> TEXTE FOURNI:
▼

Faut-il le rappeler, le plasticien américain s’est retrouvé au centre d’une polémique qui dénonce le « cadeau » offert par l’artiste en 2016 « au peuple de France et à la Ville de Paris ».
Ce présent consiste en un bouquet de fleurs, un simple bouquet de tulipes aux couleurs acidulées, certes imposant avec ses 11,66 mètres de haut (avec socle) pour un poids de 27 tonnes (là, sans le socle…), mais un bouquet de l’amitié tendu par une main rappelant celle de La Liberté éclairant le monde– statue offerte, en son temps, par la France au peuple des États-Unis d’Amérique. Mais, voilà, en France, ce bouquet apparemment inoffensif – après tout, il ne s’agit ni d’un « plug anal » ni d’un royal vagin – incommode. Le milieu de l’art serait-il allergique aux plantes ?
Le 21 novembre 2016, au sortir de la conférence de presse organisée à la résidence de l’ambassadrice des États-Unis en France pour officialiser le don fait par l’artiste à la Ville de Paris, quelques grincements de dents s’étaient déjà fait entendre, ici pour souligner le montage financier – « Jeff Koons nous offre des fleurs, mais il faudra payer le vase », titrait Le Monde–, là pour dénoncer la pauvreté esthétique et symbolique de l’œuvre initialement prévue sur un site patrimonial et culturel majeur : le Palais de Tokyo. Mais la polémique est véritablement née à la suite de la publication d’une tribune dans Libération, signée le 21 janvier 2018 par vingt-trois personnalités du monde de l’art qui jugent ce projet « choquant », pour des motifs d’ordre et d’importance divers « dont l’accumulation doit conduire avec sagesse à y renoncer ». Et le texte de lister ces motifs « symboliques », « démocratiques », « architecturaux et patrimoniaux », « artistiques », « financiers » et « techniques ».

▲

> DONNÉES FOURNIES:
▼

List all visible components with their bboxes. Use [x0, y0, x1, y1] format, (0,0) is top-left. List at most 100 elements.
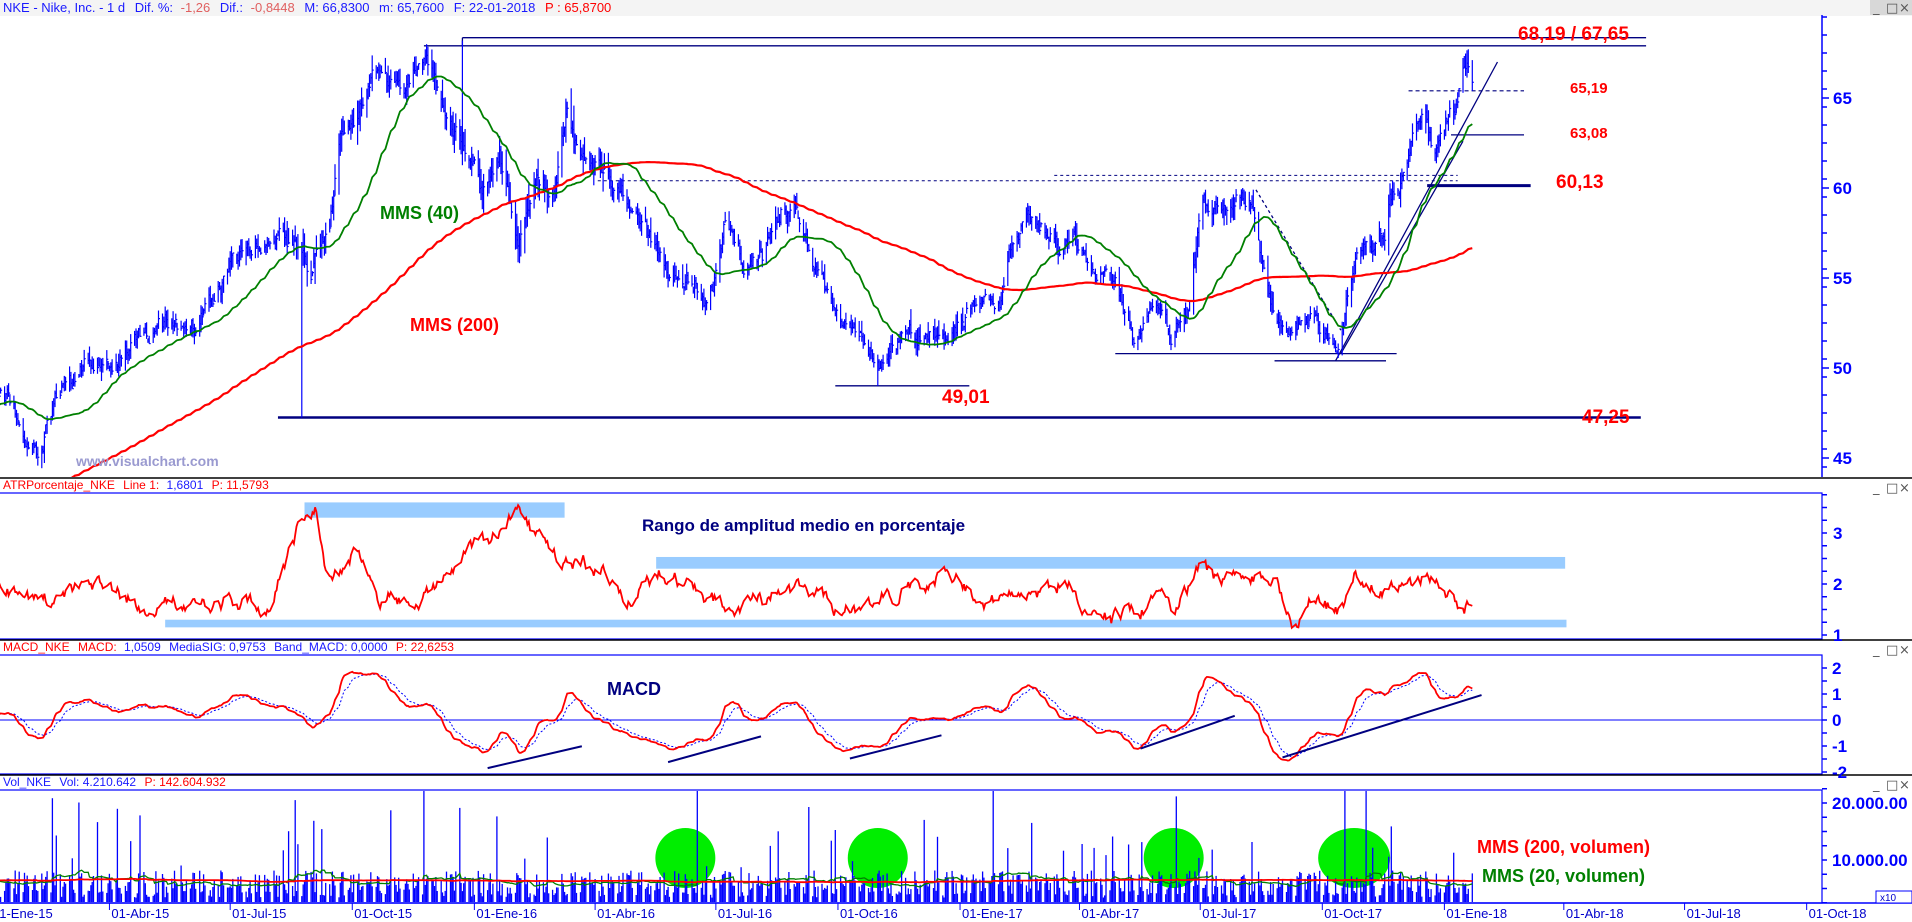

▲

> EXERCICE: Poursuivez le texte sur la polémique autour du bouquet de tulipes offert à Paris, en reprenant juste après sa dernière phrase.

> RÉPONSE RÉDIGÉE:
Une fois n’est pas coutume, ce « Non au “cadeau” de Jeff Koons » a rallumé la mèche qui devait mettre le feu aux poudres, fissurant au passage de manière inédite le monolithe de l’art contemporain habituellement si prompt à faire corps, remarque un éditorialiste du Monde. Car, depuis ce 21 janvier, tous les médias se sont emparés de « l’affaire Koons ». Quel quotidien, quel hebdomadaire ou quelle matinale de radio n’a pas titré dessus : « Jeff Koons, les tulipes de la discorde », « L’encombrant cadeau de Jeff Koons à la Ville de Paris », « Jeff Koons, le cadeau qui déchire le monde de l’art », « Jeff Koons, c’est le bouquet ! »… ? Au risque, parfois, d’aligner les approximations sur la (fausse) perspective avec la tour Eiffel, sur le prétendu classement du site ou sur cette initiative supposée de l’artiste qui émane, en réalité, de l’ex-ambassadrice Jane Hartley. Quelle personnalité n’a pas fait également entendre son opinion dans une tribune, donnant parfois l’impression de raviver la querelle des Anciens et des Modernes. Humoristes et chroniqueurs eux-mêmes ont donné de la voix : « Cher monsieur Koons », commence le billet de François Morel sur France Inter, « ça m’a fait de la peine pour vous, monsieur Koons, parce que j’imagine que vous devez être drôlement sensible et sans doute le plus sensible de tous les artistes, vu que vous êtes l’un des plus grands artistes contemporains, vu que vous êtes le mieux payé. »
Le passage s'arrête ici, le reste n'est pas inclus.